## THE TASK
Pull every line holding the string "phúc" from the records below.

** START OF DATASET RECORDS **

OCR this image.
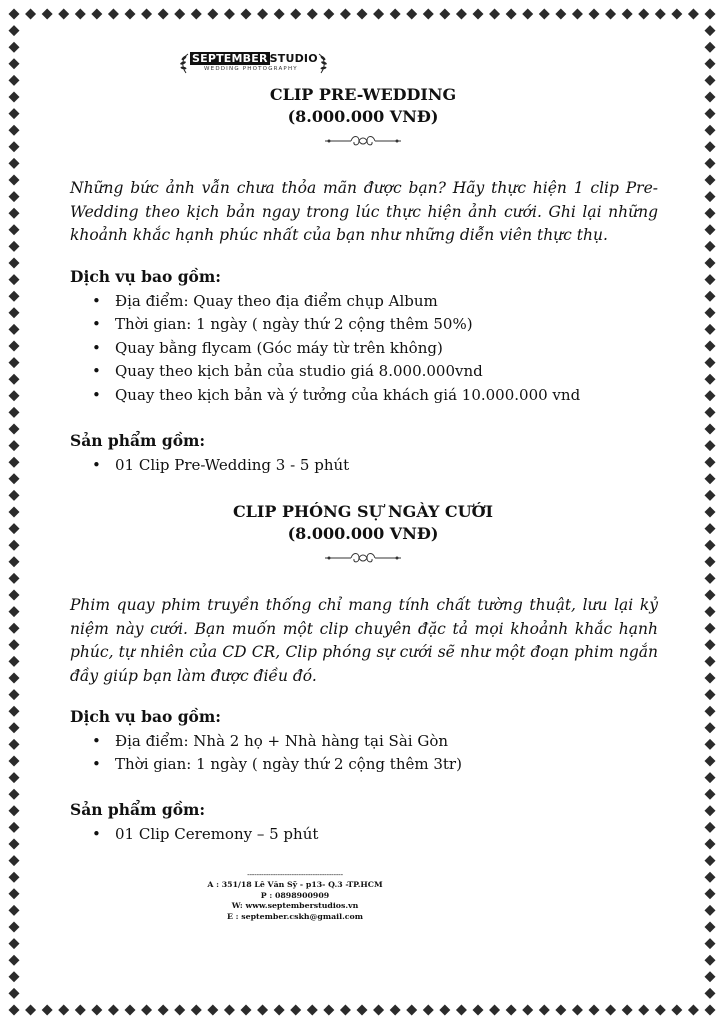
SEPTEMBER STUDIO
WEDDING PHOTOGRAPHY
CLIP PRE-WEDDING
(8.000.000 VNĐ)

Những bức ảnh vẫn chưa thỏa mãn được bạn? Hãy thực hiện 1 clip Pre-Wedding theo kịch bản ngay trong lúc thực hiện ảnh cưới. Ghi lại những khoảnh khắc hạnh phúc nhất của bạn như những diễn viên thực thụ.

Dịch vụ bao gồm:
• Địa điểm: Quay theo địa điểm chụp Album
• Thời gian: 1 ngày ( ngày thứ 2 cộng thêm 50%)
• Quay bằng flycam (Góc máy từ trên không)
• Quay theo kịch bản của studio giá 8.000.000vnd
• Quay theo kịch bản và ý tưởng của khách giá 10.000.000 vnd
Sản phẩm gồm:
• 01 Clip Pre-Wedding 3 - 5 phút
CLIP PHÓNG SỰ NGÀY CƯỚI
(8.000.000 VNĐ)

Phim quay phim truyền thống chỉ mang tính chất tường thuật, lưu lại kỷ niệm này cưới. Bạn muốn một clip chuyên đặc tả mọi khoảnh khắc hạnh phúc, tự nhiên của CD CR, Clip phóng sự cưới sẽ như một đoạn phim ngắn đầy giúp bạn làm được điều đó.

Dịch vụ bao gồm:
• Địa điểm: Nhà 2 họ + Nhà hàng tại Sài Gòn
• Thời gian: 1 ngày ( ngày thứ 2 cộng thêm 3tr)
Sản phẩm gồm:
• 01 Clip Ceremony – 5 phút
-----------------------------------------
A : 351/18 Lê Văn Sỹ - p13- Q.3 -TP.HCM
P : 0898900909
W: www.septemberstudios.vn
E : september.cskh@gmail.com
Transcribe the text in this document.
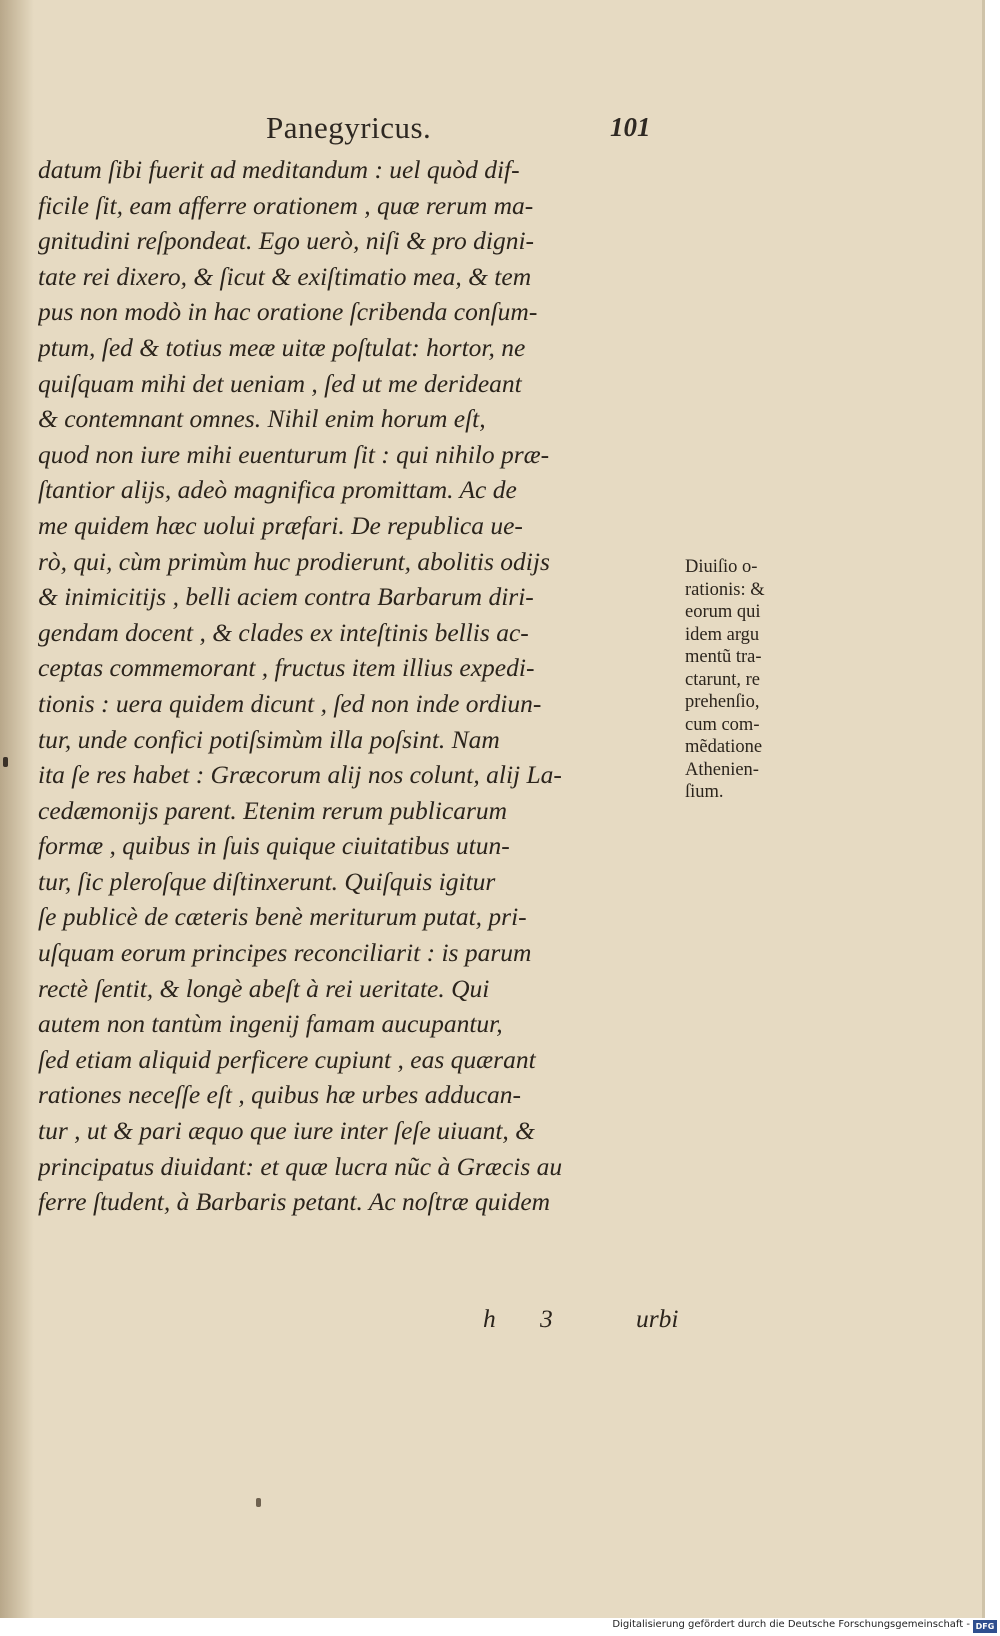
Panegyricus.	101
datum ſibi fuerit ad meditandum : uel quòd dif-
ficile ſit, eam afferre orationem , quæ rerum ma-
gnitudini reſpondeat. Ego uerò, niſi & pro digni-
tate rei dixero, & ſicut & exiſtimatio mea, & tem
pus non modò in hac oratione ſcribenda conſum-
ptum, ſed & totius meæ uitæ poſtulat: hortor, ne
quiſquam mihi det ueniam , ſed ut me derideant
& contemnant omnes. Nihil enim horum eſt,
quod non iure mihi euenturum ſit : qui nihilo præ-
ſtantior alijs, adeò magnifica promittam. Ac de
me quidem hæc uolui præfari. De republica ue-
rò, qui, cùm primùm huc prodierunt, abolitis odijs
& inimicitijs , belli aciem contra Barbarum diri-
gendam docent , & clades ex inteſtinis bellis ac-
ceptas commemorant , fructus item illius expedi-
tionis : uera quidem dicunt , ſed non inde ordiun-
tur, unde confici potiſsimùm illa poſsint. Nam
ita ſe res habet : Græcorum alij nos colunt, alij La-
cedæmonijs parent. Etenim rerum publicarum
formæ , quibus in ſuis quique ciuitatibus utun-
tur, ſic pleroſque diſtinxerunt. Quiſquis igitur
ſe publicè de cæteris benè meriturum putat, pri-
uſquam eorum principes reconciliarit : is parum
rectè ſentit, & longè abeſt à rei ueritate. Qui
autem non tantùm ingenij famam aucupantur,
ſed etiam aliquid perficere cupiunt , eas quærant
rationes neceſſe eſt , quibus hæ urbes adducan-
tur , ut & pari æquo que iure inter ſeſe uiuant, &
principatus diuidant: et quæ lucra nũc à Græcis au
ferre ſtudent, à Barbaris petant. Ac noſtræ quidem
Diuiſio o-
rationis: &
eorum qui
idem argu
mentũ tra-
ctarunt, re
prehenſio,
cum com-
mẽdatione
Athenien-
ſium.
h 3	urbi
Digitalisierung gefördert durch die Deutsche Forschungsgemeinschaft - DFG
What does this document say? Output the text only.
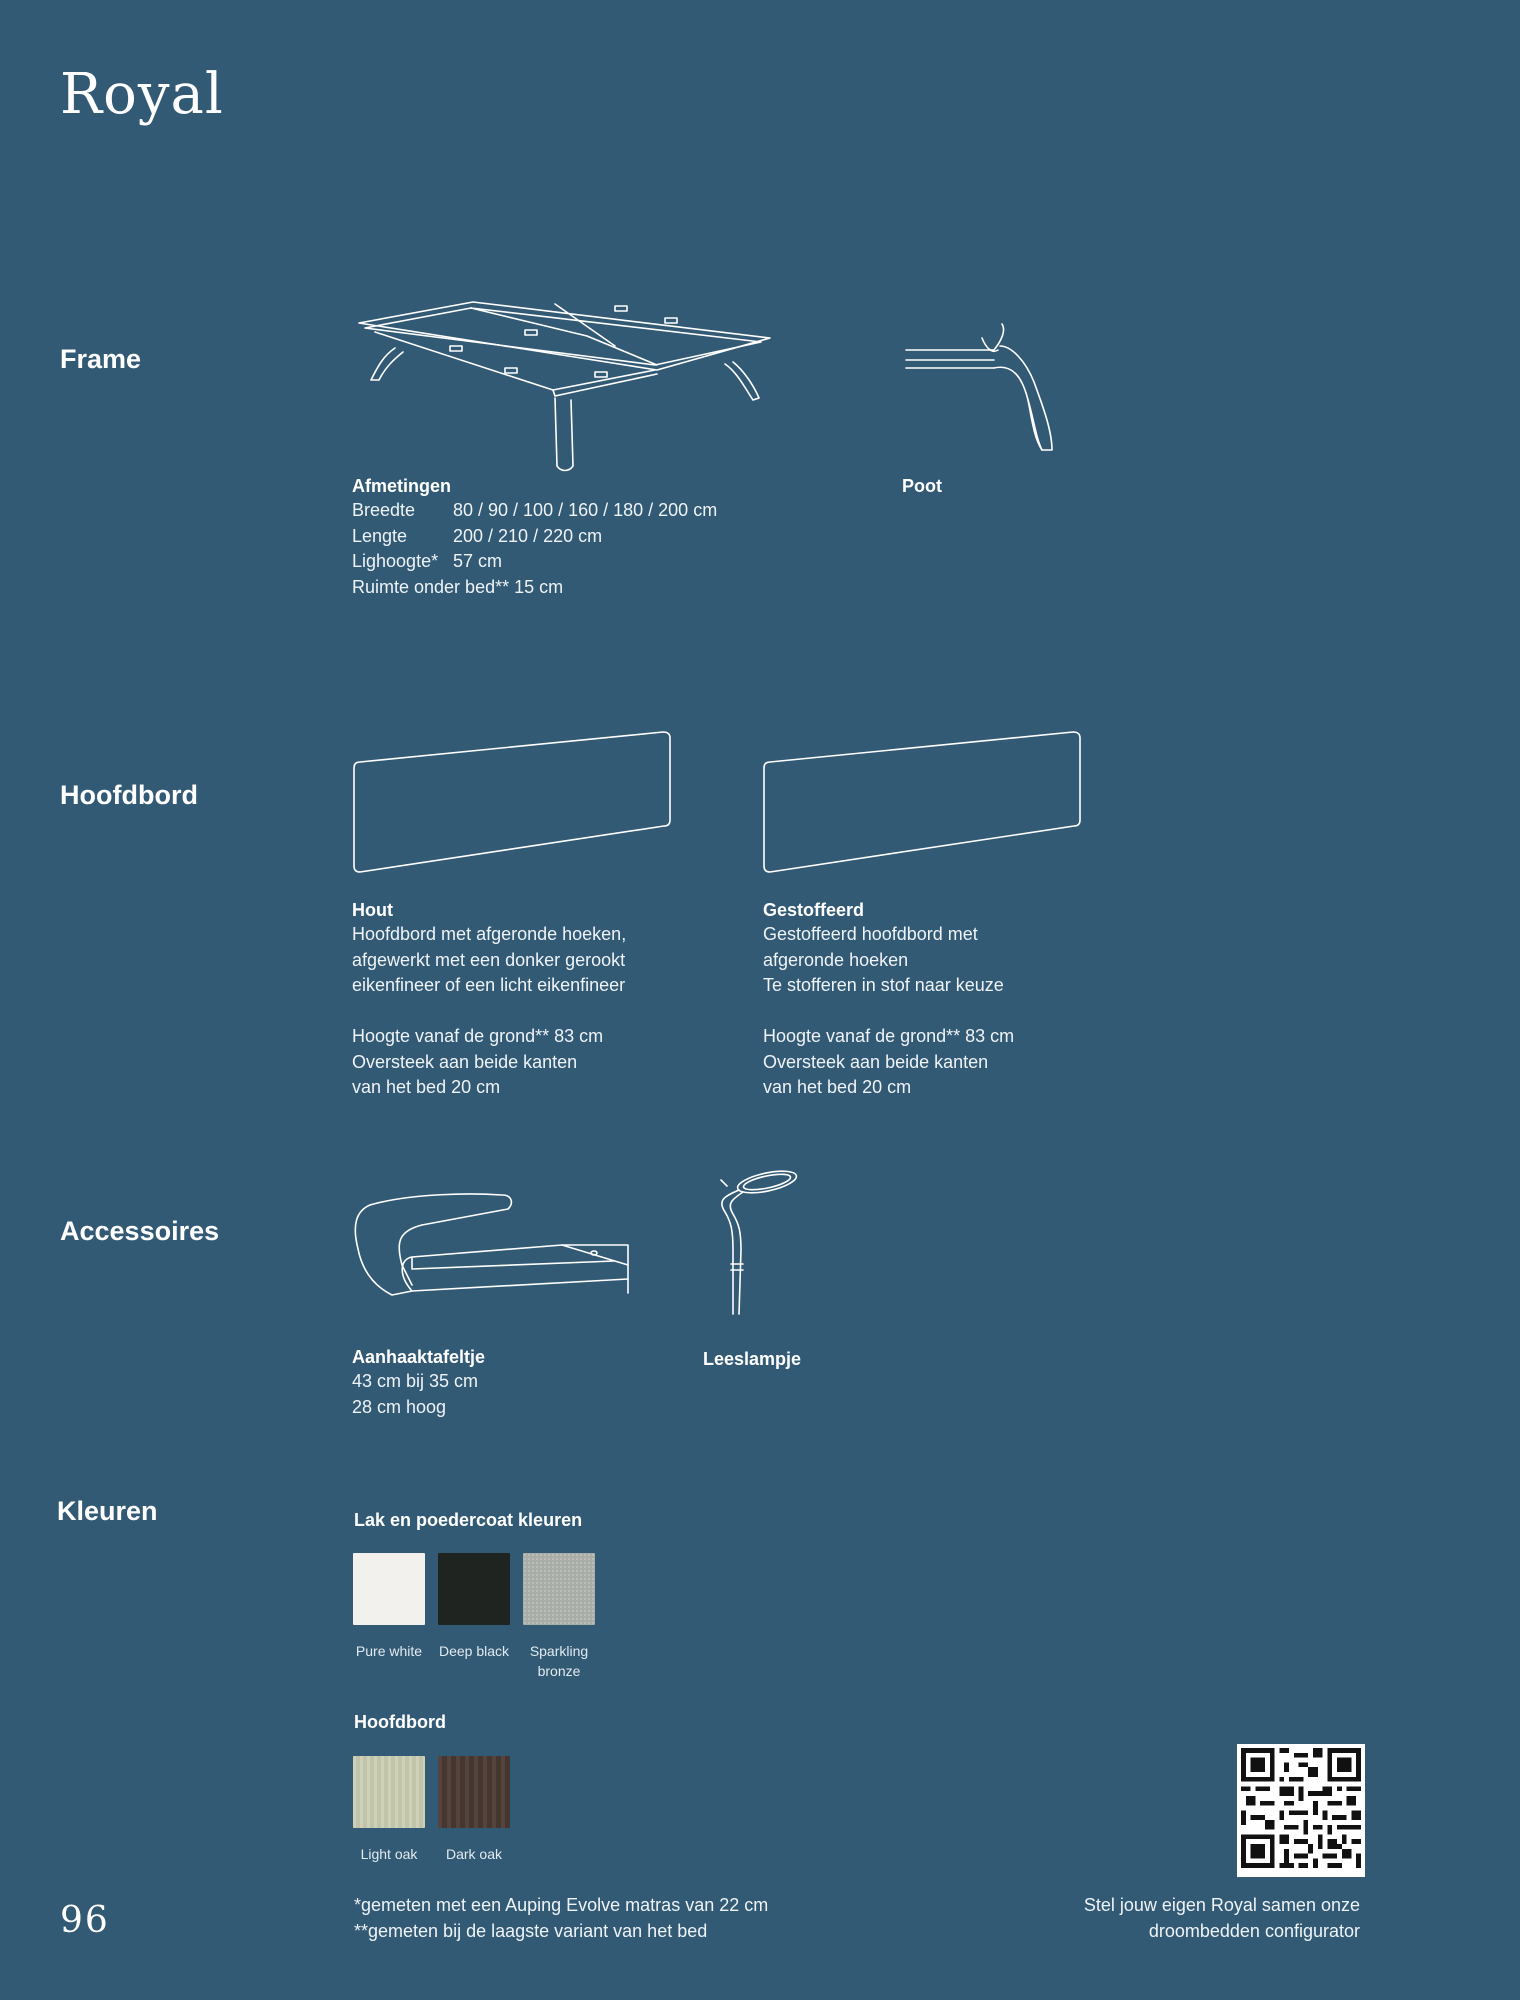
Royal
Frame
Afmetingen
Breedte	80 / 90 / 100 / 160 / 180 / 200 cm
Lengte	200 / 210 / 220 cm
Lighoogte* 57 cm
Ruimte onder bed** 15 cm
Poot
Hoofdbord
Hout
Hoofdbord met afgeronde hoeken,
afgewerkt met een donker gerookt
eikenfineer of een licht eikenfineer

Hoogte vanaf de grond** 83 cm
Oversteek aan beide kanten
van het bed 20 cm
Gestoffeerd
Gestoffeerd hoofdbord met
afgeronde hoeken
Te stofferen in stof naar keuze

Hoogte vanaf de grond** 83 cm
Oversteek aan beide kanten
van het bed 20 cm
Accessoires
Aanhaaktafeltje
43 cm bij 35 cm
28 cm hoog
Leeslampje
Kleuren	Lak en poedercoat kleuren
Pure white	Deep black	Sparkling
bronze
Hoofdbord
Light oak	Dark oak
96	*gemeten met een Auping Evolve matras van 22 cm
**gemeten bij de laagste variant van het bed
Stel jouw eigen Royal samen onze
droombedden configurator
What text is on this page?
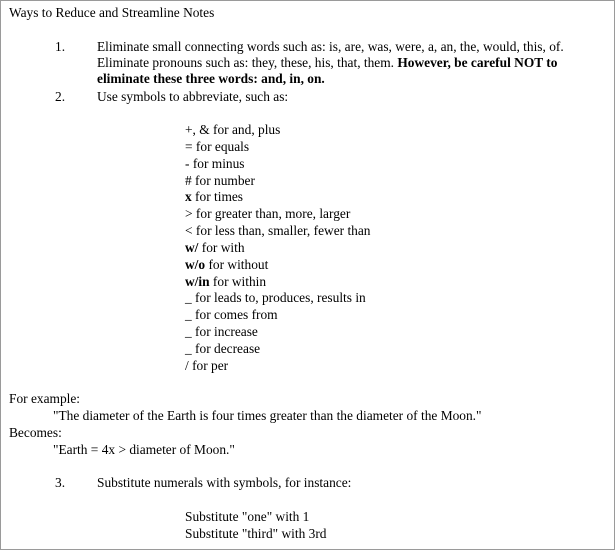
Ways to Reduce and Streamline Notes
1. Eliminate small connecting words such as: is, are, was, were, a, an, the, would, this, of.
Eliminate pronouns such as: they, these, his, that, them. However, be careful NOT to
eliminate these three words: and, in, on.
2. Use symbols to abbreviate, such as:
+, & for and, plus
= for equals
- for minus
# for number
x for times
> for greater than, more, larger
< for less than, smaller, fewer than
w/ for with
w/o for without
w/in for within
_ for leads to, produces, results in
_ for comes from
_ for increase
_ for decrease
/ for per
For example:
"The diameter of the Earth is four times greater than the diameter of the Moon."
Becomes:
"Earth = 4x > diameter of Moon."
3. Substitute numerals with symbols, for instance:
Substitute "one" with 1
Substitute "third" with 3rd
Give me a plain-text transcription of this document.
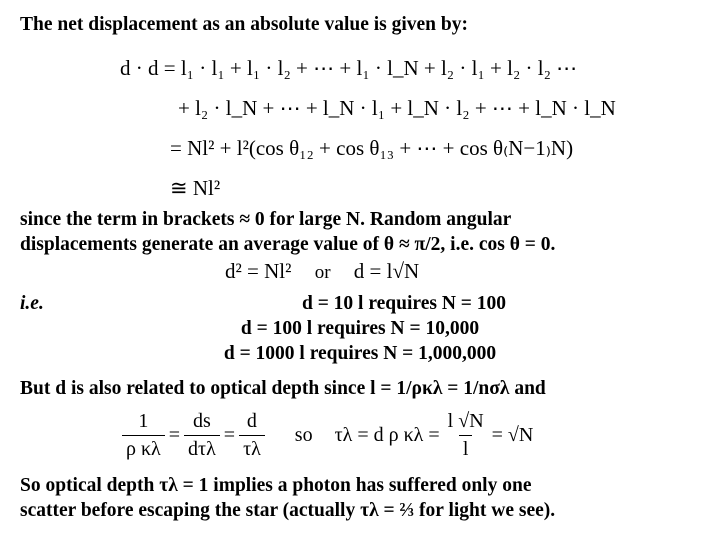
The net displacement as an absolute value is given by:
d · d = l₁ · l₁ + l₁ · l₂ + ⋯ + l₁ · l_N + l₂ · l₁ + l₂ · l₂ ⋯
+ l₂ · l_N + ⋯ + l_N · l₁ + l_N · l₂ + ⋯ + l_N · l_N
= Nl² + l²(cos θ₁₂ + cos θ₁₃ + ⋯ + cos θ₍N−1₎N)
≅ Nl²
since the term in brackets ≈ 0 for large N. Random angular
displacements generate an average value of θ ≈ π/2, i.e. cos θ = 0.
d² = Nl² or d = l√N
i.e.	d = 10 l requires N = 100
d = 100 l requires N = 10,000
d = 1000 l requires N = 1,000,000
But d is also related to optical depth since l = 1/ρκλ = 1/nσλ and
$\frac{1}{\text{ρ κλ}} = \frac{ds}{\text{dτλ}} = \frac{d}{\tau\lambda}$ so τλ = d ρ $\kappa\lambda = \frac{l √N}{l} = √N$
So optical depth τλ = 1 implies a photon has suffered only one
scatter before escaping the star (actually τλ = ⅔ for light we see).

** END OF DATASET RECORDS **

## ANSWER TO THE PROBLEM
Những bức ảnh vẫn chưa thỏa mãn được bạn? Hãy thực hiện 1 clip Pre-Wedding theo kịch bản ngay trong lúc thực hiện ảnh cưới. Ghi lại những khoảnh khắc hạnh phúc nhất của bạn như những diễn viên thực thụ.
Phim quay phim truyền thống chỉ mang tính chất tường thuật, lưu lại kỷ niệm này cưới. Bạn muốn một clip chuyên đặc tả mọi khoảnh khắc hạnh phúc, tự nhiên của CD CR, Clip phóng sự cưới sẽ như một đoạn phim ngắn đầy giúp bạn làm được điều đó.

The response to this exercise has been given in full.